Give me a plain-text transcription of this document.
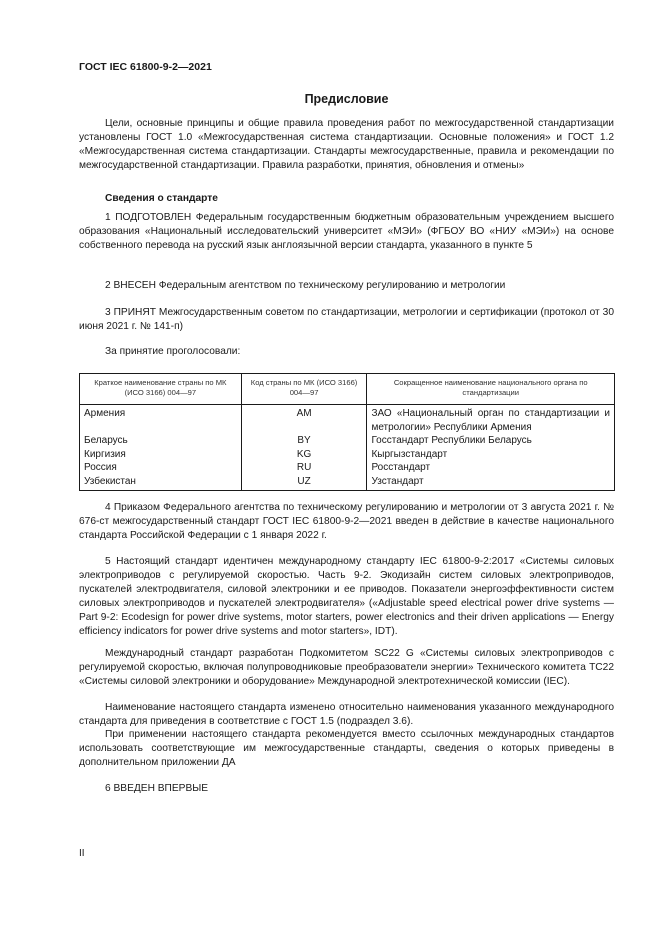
ГОСТ IEC 61800-9-2—2021
Предисловие

Цели, основные принципы и общие правила проведения работ по межгосударственной стандартизации установлены ГОСТ 1.0 «Межгосударственная система стандартизации. Основные положения» и ГОСТ 1.2 «Межгосударственная система стандартизации. Стандарты межгосударственные, правила и рекомендации по межгосударственной стандартизации. Правила разработки, принятия, обновления и отмены»

Сведения о стандарте

1 ПОДГОТОВЛЕН Федеральным государственным бюджетным образовательным учреждением высшего образования «Национальный исследовательский университет «МЭИ» (ФГБОУ ВО «НИУ «МЭИ») на основе собственного перевода на русский язык англоязычной версии стандарта, указанного в пункте 5

2 ВНЕСЕН Федеральным агентством по техническому регулированию и метрологии

3 ПРИНЯТ Межгосударственным советом по стандартизации, метрологии и сертификации (протокол от 30 июня 2021 г. № 141-п)

За принятие проголосовали:
Краткое наименование страны по МК (ИСО 3166) 004—97	Код страны по МК (ИСО 3166) 004—97	Сокращенное наименование национального органа по стандартизации
Армения	AM	ЗАО «Национальный орган по стандартизации и метрологии» Республики Армения
Беларусь	BY	Госстандарт Республики Беларусь
Киргизия	KG	Кыргызстандарт
Россия	RU	Росстандарт
Узбекистан	UZ	Узстандарт

4 Приказом Федерального агентства по техническому регулированию и метрологии от 3 августа 2021 г. № 676-ст межгосударственный стандарт ГОСТ IEC 61800-9-2—2021 введен в действие в качестве национального стандарта Российской Федерации с 1 января 2022 г.

5 Настоящий стандарт идентичен международному стандарту IEC 61800-9-2:2017 «Системы силовых электроприводов с регулируемой скоростью. Часть 9-2. Экодизайн систем силовых электроприводов, пускателей электродвигателя, силовой электроники и ее приводов. Показатели энергоэффективности систем силовых электроприводов и пускателей электродвигателя» («Adjustable speed electrical power drive systems — Part 9-2: Ecodesign for power drive systems, motor starters, power electronics and their driven applications — Energy efficiency indicators for power drive systems and motor starters», IDT).

Международный стандарт разработан Подкомитетом SC22 G «Системы силовых электроприводов с регулируемой скоростью, включая полупроводниковые преобразователи энергии» Технического комитета TC22 «Системы силовой электроники и оборудование» Международной электротехнической комиссии (IEC).

Наименование настоящего стандарта изменено относительно наименования указанного международного стандарта для приведения в соответствие с ГОСТ 1.5 (подраздел 3.6).

При применении настоящего стандарта рекомендуется вместо ссылочных международных стандартов использовать соответствующие им межгосударственные стандарты, сведения о которых приведены в дополнительном приложении ДА

6 ВВЕДЕН ВПЕРВЫЕ

II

┄┄┄┄┄┄

▶ _SHORT EXERCISE_
Your task is to gather every line with the word "настоящего" and copy it.

▶ _FINAL RESULT_
Наименование настоящего стандарта изменено относительно наименования указанного международного стандарта для приведения в соответствие с ГОСТ 1.5 (подраздел 3.6).
При применении настоящего стандарта рекомендуется вместо ссылочных международных стандартов использовать соответствующие им межгосударственные стандарты, сведения о которых приведены в дополнительном приложении ДА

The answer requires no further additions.